Given task: Write out all lines holding the word "tablist".

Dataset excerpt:
* * * * * * *
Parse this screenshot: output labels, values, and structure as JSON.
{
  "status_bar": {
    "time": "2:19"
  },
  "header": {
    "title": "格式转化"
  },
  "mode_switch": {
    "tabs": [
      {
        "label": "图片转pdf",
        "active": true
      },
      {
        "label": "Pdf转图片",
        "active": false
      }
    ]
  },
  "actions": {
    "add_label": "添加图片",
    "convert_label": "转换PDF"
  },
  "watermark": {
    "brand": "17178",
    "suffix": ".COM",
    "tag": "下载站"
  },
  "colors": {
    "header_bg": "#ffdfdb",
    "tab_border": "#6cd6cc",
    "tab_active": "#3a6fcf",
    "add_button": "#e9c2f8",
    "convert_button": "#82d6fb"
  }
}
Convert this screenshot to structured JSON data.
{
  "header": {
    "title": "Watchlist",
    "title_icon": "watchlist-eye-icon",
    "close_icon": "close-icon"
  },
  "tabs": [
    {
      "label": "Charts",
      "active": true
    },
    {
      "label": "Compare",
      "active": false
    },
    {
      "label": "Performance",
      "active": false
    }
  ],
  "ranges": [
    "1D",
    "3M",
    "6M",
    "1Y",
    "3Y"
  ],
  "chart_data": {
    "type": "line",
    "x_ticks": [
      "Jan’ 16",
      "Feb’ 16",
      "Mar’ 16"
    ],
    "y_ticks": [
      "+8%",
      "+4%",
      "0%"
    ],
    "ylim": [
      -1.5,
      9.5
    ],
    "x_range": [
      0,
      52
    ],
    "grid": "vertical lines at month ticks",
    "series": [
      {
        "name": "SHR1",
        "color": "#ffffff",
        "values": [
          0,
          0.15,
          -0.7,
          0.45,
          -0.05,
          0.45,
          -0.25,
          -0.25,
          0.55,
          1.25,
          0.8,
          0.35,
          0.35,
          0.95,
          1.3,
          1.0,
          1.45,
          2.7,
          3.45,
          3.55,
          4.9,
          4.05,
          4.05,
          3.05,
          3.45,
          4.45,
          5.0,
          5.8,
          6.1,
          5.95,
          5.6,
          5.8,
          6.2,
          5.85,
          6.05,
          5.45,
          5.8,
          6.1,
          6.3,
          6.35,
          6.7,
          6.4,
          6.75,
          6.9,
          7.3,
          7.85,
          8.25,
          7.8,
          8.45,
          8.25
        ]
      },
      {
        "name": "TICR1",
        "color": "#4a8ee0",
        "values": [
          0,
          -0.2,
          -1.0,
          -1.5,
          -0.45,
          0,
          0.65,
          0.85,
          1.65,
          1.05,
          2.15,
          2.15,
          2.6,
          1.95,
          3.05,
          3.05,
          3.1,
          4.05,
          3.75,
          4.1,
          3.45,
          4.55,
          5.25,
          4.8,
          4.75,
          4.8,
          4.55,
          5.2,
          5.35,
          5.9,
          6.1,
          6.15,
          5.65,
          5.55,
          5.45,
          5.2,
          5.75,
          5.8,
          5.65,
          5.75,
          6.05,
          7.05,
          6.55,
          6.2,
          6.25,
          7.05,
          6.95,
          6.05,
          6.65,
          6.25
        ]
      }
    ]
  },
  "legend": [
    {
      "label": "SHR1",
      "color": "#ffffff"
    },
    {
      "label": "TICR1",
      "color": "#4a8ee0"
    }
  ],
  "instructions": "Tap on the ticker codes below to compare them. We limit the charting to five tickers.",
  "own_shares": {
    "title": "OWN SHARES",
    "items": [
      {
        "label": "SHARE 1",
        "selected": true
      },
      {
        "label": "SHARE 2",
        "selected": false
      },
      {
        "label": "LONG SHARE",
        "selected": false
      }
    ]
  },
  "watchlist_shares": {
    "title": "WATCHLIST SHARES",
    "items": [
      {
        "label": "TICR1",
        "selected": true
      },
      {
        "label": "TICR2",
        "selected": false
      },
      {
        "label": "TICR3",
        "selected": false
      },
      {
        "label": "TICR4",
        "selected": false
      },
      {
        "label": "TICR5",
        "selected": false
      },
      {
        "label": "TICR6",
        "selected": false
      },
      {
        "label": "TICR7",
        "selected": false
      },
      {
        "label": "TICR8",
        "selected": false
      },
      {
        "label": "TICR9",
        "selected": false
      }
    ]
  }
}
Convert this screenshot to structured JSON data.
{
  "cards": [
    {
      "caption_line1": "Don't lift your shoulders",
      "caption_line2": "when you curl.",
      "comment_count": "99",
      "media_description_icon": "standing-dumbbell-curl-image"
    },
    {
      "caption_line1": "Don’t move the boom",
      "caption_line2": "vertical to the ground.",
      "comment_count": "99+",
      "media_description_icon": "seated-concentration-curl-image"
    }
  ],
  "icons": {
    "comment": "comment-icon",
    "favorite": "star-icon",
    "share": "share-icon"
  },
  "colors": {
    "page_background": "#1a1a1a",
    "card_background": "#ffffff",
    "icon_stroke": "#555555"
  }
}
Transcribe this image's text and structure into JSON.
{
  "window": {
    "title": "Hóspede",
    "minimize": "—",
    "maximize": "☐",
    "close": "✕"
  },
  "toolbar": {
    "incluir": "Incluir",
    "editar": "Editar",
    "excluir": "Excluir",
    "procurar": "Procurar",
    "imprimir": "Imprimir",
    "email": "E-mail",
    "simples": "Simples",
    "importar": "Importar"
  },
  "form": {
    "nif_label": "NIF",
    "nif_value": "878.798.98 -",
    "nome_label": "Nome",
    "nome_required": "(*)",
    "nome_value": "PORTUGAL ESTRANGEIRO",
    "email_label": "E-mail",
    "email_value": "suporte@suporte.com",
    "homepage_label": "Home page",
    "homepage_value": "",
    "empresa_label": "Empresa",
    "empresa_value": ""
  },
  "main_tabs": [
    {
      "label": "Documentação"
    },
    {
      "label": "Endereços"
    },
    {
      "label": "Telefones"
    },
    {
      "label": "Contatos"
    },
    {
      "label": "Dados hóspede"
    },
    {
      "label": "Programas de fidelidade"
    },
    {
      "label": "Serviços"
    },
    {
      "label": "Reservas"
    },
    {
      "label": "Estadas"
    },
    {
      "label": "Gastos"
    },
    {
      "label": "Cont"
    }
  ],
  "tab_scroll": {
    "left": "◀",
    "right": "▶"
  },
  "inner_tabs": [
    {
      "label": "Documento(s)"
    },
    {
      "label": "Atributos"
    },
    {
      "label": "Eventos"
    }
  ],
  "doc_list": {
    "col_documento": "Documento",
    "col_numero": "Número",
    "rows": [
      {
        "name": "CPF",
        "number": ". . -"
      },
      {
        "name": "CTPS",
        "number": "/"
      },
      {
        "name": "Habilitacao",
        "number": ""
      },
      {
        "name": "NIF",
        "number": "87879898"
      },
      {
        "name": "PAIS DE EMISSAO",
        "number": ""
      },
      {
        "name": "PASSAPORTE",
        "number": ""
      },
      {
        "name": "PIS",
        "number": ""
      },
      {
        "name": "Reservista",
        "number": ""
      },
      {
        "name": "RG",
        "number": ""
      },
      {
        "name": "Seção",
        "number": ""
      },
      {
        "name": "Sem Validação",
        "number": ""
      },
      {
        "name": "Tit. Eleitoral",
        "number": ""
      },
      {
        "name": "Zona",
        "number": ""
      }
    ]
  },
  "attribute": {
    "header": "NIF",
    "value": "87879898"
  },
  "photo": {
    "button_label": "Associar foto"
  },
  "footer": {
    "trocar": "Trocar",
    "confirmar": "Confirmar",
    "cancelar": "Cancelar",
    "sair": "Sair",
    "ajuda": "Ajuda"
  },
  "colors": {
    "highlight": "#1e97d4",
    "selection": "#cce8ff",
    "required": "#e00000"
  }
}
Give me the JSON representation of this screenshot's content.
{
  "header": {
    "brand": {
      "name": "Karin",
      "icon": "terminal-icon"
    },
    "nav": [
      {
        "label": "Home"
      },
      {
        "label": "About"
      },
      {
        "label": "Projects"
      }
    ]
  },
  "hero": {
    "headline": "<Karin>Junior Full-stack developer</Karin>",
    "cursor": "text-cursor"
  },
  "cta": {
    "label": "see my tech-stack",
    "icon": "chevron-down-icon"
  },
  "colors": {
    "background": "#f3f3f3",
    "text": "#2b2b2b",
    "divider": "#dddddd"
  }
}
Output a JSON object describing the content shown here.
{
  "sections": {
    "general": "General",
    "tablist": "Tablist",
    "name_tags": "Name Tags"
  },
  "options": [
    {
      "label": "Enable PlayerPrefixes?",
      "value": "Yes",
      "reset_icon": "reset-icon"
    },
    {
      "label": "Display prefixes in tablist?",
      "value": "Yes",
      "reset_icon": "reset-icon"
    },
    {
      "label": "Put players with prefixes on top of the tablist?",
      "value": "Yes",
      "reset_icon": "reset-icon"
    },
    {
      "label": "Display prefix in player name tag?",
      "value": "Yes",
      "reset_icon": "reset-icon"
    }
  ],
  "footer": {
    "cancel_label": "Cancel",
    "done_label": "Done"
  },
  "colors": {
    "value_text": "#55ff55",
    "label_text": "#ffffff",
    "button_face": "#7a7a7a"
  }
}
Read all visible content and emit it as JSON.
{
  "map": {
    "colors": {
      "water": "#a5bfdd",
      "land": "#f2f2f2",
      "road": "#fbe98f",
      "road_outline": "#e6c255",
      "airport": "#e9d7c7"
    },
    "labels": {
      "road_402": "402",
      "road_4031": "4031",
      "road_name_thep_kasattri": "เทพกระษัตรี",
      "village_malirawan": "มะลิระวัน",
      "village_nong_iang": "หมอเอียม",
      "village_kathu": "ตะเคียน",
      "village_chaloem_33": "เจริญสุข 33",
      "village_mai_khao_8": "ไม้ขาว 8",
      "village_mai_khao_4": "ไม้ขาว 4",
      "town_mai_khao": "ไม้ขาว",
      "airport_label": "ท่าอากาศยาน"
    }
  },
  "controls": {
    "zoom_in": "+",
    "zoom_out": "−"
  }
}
* * * * * * *
Answer to the task:
    "tablist": "Tablist",
      "label": "Display prefixes in tablist?",
      "label": "Put players with prefixes on top of the tablist?",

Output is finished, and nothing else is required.